**WHAT NEEDS TO BE DONE:** Recast every line of the material below as a numbered list, leaving out any blank lines.

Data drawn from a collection
▬▬▬▬▬▬
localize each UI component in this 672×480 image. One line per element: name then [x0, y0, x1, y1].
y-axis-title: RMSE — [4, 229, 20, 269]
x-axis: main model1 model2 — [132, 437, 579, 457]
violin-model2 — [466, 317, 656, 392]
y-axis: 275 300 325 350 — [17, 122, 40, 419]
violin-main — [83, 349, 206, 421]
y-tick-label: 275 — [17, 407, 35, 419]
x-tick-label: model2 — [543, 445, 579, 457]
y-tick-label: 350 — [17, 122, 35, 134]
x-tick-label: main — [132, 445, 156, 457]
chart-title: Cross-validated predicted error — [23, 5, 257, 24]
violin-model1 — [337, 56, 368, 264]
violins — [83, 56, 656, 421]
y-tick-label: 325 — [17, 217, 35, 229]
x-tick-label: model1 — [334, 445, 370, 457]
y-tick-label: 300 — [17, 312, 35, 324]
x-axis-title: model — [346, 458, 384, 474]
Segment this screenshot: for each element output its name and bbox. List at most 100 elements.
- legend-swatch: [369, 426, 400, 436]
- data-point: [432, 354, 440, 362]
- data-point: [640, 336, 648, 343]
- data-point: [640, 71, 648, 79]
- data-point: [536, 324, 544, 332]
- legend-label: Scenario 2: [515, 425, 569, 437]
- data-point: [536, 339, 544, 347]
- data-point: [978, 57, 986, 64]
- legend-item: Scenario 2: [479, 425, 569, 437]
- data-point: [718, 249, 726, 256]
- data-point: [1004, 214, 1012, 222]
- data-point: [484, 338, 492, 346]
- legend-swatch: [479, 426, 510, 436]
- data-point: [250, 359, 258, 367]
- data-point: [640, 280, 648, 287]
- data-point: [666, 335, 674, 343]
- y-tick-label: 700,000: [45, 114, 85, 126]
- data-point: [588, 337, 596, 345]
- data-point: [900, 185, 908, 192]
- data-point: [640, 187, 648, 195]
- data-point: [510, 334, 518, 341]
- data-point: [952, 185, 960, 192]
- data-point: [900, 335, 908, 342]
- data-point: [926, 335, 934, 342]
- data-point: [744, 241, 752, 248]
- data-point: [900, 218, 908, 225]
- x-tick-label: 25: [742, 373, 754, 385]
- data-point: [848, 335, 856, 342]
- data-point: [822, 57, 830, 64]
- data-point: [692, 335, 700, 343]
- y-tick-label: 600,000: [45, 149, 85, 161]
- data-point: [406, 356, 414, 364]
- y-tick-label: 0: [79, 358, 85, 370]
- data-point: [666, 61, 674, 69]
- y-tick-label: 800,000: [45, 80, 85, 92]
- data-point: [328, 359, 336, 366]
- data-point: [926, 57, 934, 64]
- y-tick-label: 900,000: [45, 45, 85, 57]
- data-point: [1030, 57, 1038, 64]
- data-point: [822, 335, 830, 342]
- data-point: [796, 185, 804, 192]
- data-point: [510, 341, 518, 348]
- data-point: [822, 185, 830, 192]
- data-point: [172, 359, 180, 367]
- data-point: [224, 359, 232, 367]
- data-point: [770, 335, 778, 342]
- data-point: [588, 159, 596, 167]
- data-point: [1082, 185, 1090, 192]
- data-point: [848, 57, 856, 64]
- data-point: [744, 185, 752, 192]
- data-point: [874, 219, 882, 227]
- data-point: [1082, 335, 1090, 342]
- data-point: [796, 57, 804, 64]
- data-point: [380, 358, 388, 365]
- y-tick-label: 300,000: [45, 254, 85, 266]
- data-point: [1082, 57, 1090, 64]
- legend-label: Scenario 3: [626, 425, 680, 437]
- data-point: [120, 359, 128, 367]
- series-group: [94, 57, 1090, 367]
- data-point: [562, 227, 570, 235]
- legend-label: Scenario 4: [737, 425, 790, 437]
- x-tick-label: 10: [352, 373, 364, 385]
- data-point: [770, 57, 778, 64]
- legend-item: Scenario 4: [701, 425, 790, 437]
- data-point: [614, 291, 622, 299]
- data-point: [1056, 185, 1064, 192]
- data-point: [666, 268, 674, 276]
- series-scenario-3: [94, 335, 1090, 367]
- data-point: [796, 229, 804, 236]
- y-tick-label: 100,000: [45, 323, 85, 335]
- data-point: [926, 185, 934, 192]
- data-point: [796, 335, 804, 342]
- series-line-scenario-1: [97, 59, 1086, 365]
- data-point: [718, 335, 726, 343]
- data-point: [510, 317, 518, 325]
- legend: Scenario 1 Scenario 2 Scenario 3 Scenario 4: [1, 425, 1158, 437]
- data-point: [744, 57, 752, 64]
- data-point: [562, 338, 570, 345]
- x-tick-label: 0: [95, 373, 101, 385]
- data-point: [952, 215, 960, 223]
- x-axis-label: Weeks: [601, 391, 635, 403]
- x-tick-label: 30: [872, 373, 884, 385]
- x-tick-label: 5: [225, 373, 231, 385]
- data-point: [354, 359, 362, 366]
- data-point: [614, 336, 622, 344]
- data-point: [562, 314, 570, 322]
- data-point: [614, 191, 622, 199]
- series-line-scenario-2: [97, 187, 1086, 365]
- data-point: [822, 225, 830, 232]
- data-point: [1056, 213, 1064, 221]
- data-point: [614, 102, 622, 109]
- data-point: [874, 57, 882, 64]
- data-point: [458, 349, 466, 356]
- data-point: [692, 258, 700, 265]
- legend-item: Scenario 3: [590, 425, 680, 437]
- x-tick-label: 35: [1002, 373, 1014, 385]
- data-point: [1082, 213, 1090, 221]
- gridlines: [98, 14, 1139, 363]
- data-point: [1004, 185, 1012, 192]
▬▬▬▬▬▬
**EXERCISE RESULT:**
1. localize each UI component in this 672×480 image. One line per element: name then [x0, y0, x1, y1].
2. y-axis-title: RMSE — [4, 229, 20, 269]
3. x-axis: main model1 model2 — [132, 437, 579, 457]
4. violin-model2 — [466, 317, 656, 392]
5. y-axis: 275 300 325 350 — [17, 122, 40, 419]
6. violin-main — [83, 349, 206, 421]
7. y-tick-label: 275 — [17, 407, 35, 419]
8. x-tick-label: model2 — [543, 445, 579, 457]
9. y-tick-label: 350 — [17, 122, 35, 134]
10. x-tick-label: main — [132, 445, 156, 457]
11. chart-title: Cross-validated predicted error — [23, 5, 257, 24]
12. violin-model1 — [337, 56, 368, 264]
13. violins — [83, 56, 656, 421]
14. y-tick-label: 325 — [17, 217, 35, 229]
15. x-tick-label: model1 — [334, 445, 370, 457]
16. y-tick-label: 300 — [17, 312, 35, 324]
17. x-axis-title: model — [346, 458, 384, 474]
18. Segment this screenshot: for each element output its name and bbox. List at most 100 elements.
19. - legend-swatch: [369, 426, 400, 436]
20. - data-point: [432, 354, 440, 362]
21. - data-point: [640, 336, 648, 343]
22. - data-point: [640, 71, 648, 79]
23. - data-point: [536, 324, 544, 332]
24. - legend-label: Scenario 2: [515, 425, 569, 437]
25. - data-point: [536, 339, 544, 347]
26. - data-point: [978, 57, 986, 64]
27. - legend-item: Scenario 2: [479, 425, 569, 437]
28. - data-point: [718, 249, 726, 256]
29. - data-point: [1004, 214, 1012, 222]
30. - data-point: [484, 338, 492, 346]
31. - legend-swatch: [479, 426, 510, 436]
32. - data-point: [250, 359, 258, 367]
33. - data-point: [640, 280, 648, 287]
34. - data-point: [666, 335, 674, 343]
35. - y-tick-label: 700,000: [45, 114, 85, 126]
36. - data-point: [588, 337, 596, 345]
37. - data-point: [900, 185, 908, 192]
38. - data-point: [640, 187, 648, 195]
39. - data-point: [510, 334, 518, 341]
40. - data-point: [952, 185, 960, 192]
41. - data-point: [900, 335, 908, 342]
42. - data-point: [926, 335, 934, 342]
43. - data-point: [744, 241, 752, 248]
44. - data-point: [900, 218, 908, 225]
45. - x-tick-label: 25: [742, 373, 754, 385]
46. - data-point: [848, 335, 856, 342]
47. - data-point: [822, 57, 830, 64]
48. - data-point: [692, 335, 700, 343]
49. - y-tick-label: 600,000: [45, 149, 85, 161]
50. - data-point: [406, 356, 414, 364]
51. - y-tick-label: 0: [79, 358, 85, 370]
52. - data-point: [666, 61, 674, 69]
53. - y-tick-label: 800,000: [45, 80, 85, 92]
54. - data-point: [328, 359, 336, 366]
55. - data-point: [926, 57, 934, 64]
56. - y-tick-label: 900,000: [45, 45, 85, 57]
57. - data-point: [1030, 57, 1038, 64]
58. - data-point: [822, 335, 830, 342]
59. - data-point: [796, 185, 804, 192]
60. - data-point: [510, 341, 518, 348]
61. - data-point: [822, 185, 830, 192]
62. - data-point: [172, 359, 180, 367]
63. - data-point: [224, 359, 232, 367]
64. - data-point: [770, 335, 778, 342]
65. - data-point: [588, 159, 596, 167]
66. - data-point: [1082, 185, 1090, 192]
67. - data-point: [848, 57, 856, 64]
68. - data-point: [744, 185, 752, 192]
69. - data-point: [874, 219, 882, 227]
70. - data-point: [1082, 335, 1090, 342]
71. - data-point: [796, 57, 804, 64]
72. - data-point: [380, 358, 388, 365]
73. - y-tick-label: 300,000: [45, 254, 85, 266]
74. - data-point: [1082, 57, 1090, 64]
75. - legend-label: Scenario 3: [626, 425, 680, 437]
76. - data-point: [120, 359, 128, 367]
77. - series-group: [94, 57, 1090, 367]
78. - data-point: [562, 227, 570, 235]
79. - legend-label: Scenario 4: [737, 425, 790, 437]
80. - x-tick-label: 10: [352, 373, 364, 385]
81. - data-point: [770, 57, 778, 64]
82. - legend-item: Scenario 4: [701, 425, 790, 437]
83. - data-point: [614, 291, 622, 299]
84. - data-point: [1056, 185, 1064, 192]
85. - data-point: [666, 268, 674, 276]
86. - series-scenario-3: [94, 335, 1090, 367]
87. - data-point: [796, 229, 804, 236]
88. - y-tick-label: 100,000: [45, 323, 85, 335]
89. - data-point: [926, 185, 934, 192]
90. - data-point: [796, 335, 804, 342]
91. - series-line-scenario-1: [97, 59, 1086, 365]
92. - data-point: [718, 335, 726, 343]
93. - data-point: [510, 317, 518, 325]
94. - legend: Scenario 1 Scenario 2 Scenario 3 Scenario 4: [1, 425, 1158, 437]
95. - data-point: [744, 57, 752, 64]
96. - data-point: [562, 338, 570, 345]
97. - x-tick-label: 0: [95, 373, 101, 385]
98. - data-point: [952, 215, 960, 223]
99. - x-axis-label: Weeks: [601, 391, 635, 403]
100. - x-tick-label: 30: [872, 373, 884, 385]
101. - x-tick-label: 5: [225, 373, 231, 385]
102. - data-point: [354, 359, 362, 366]
103. - data-point: [614, 336, 622, 344]
104. - data-point: [562, 314, 570, 322]
105. - data-point: [614, 191, 622, 199]
106. - series-line-scenario-2: [97, 187, 1086, 365]
107. - data-point: [822, 225, 830, 232]
108. - data-point: [1056, 213, 1064, 221]
109. - data-point: [614, 102, 622, 109]
110. - data-point: [874, 57, 882, 64]
111. - data-point: [458, 349, 466, 356]
112. - data-point: [692, 258, 700, 265]
113. - legend-item: Scenario 3: [590, 425, 680, 437]
114. - x-tick-label: 35: [1002, 373, 1014, 385]
115. - data-point: [1082, 213, 1090, 221]
116. - gridlines: [98, 14, 1139, 363]
117. - data-point: [1004, 185, 1012, 192]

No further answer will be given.